### Material supplied
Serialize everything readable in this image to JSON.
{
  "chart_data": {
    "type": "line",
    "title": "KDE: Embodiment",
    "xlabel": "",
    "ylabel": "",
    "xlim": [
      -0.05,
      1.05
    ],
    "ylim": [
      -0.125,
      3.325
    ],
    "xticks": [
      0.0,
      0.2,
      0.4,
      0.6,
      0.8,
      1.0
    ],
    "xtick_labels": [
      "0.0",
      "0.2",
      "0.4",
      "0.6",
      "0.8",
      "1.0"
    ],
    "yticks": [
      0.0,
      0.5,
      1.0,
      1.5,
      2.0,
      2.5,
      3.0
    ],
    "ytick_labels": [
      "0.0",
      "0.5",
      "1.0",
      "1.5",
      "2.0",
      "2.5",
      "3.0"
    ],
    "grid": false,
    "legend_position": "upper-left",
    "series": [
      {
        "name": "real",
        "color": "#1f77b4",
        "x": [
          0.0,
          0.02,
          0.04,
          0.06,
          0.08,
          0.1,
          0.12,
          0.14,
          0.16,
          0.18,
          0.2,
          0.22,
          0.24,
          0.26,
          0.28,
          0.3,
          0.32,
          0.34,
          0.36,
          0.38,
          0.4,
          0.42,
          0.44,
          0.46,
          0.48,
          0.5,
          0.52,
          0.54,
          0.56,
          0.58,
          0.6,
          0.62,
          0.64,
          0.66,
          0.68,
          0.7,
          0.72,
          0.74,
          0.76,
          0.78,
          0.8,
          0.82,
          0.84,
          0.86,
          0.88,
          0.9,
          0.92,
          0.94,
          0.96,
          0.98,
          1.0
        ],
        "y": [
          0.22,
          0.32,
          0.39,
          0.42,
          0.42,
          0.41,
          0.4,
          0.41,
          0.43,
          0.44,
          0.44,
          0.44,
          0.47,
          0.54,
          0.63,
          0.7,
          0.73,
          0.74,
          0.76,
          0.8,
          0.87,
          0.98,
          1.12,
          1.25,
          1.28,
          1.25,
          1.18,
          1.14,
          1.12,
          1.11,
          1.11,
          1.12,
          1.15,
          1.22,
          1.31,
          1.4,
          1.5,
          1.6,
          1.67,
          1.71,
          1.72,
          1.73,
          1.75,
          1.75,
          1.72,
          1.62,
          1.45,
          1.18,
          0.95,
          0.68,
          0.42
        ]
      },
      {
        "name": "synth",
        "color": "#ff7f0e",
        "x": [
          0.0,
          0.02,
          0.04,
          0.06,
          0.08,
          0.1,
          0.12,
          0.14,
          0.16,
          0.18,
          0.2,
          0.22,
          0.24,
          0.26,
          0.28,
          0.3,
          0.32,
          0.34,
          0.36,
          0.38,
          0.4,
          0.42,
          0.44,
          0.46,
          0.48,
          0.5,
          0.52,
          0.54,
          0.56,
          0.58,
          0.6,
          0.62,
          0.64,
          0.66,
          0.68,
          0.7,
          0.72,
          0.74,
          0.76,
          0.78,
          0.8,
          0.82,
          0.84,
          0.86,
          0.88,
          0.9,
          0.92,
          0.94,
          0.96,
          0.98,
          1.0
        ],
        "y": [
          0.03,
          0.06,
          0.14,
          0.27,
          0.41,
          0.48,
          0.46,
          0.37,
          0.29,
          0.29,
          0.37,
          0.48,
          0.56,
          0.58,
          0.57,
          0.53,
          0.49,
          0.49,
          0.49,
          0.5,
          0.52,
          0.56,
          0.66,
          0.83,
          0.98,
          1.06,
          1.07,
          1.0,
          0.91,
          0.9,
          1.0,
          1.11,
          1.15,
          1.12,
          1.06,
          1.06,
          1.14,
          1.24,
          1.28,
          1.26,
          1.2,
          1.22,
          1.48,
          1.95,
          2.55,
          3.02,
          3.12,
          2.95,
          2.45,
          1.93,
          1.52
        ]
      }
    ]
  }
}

### What is expected
Reproduce each record exactly as it appears.

### Solution to this exercise
Serialize everything readable in this image to JSON.
{
  "chart_data": {
    "type": "line",
    "title": "KDE: Embodiment",
    "xlabel": "",
    "ylabel": "",
    "xlim": [
      -0.05,
      1.05
    ],
    "ylim": [
      -0.125,
      3.325
    ],
    "xticks": [
      0.0,
      0.2,
      0.4,
      0.6,
      0.8,
      1.0
    ],
    "xtick_labels": [
      "0.0",
      "0.2",
      "0.4",
      "0.6",
      "0.8",
      "1.0"
    ],
    "yticks": [
      0.0,
      0.5,
      1.0,
      1.5,
      2.0,
      2.5,
      3.0
    ],
    "ytick_labels": [
      "0.0",
      "0.5",
      "1.0",
      "1.5",
      "2.0",
      "2.5",
      "3.0"
    ],
    "grid": false,
    "legend_position": "upper-left",
    "series": [
      {
        "name": "real",
        "color": "#1f77b4",
        "x": [
          0.0,
          0.02,
          0.04,
          0.06,
          0.08,
          0.1,
          0.12,
          0.14,
          0.16,
          0.18,
          0.2,
          0.22,
          0.24,
          0.26,
          0.28,
          0.3,
          0.32,
          0.34,
          0.36,
          0.38,
          0.4,
          0.42,
          0.44,
          0.46,
          0.48,
          0.5,
          0.52,
          0.54,
          0.56,
          0.58,
          0.6,
          0.62,
          0.64,
          0.66,
          0.68,
          0.7,
          0.72,
          0.74,
          0.76,
          0.78,
          0.8,
          0.82,
          0.84,
          0.86,
          0.88,
          0.9,
          0.92,
          0.94,
          0.96,
          0.98,
          1.0
        ],
        "y": [
          0.22,
          0.32,
          0.39,
          0.42,
          0.42,
          0.41,
          0.4,
          0.41,
          0.43,
          0.44,
          0.44,
          0.44,
          0.47,
          0.54,
          0.63,
          0.7,
          0.73,
          0.74,
          0.76,
          0.8,
          0.87,
          0.98,
          1.12,
          1.25,
          1.28,
          1.25,
          1.18,
          1.14,
          1.12,
          1.11,
          1.11,
          1.12,
          1.15,
          1.22,
          1.31,
          1.4,
          1.5,
          1.6,
          1.67,
          1.71,
          1.72,
          1.73,
          1.75,
          1.75,
          1.72,
          1.62,
          1.45,
          1.18,
          0.95,
          0.68,
          0.42
        ]
      },
      {
        "name": "synth",
        "color": "#ff7f0e",
        "x": [
          0.0,
          0.02,
          0.04,
          0.06,
          0.08,
          0.1,
          0.12,
          0.14,
          0.16,
          0.18,
          0.2,
          0.22,
          0.24,
          0.26,
          0.28,
          0.3,
          0.32,
          0.34,
          0.36,
          0.38,
          0.4,
          0.42,
          0.44,
          0.46,
          0.48,
          0.5,
          0.52,
          0.54,
          0.56,
          0.58,
          0.6,
          0.62,
          0.64,
          0.66,
          0.68,
          0.7,
          0.72,
          0.74,
          0.76,
          0.78,
          0.8,
          0.82,
          0.84,
          0.86,
          0.88,
          0.9,
          0.92,
          0.94,
          0.96,
          0.98,
          1.0
        ],
        "y": [
          0.03,
          0.06,
          0.14,
          0.27,
          0.41,
          0.48,
          0.46,
          0.37,
          0.29,
          0.29,
          0.37,
          0.48,
          0.56,
          0.58,
          0.57,
          0.53,
          0.49,
          0.49,
          0.49,
          0.5,
          0.52,
          0.56,
          0.66,
          0.83,
          0.98,
          1.06,
          1.07,
          1.0,
          0.91,
          0.9,
          1.0,
          1.11,
          1.15,
          1.12,
          1.06,
          1.06,
          1.14,
          1.24,
          1.28,
          1.26,
          1.2,
          1.22,
          1.48,
          1.95,
          2.55,
          3.02,
          3.12,
          2.95,
          2.45,
          1.93,
          1.52
        ]
      }
    ]
  }
}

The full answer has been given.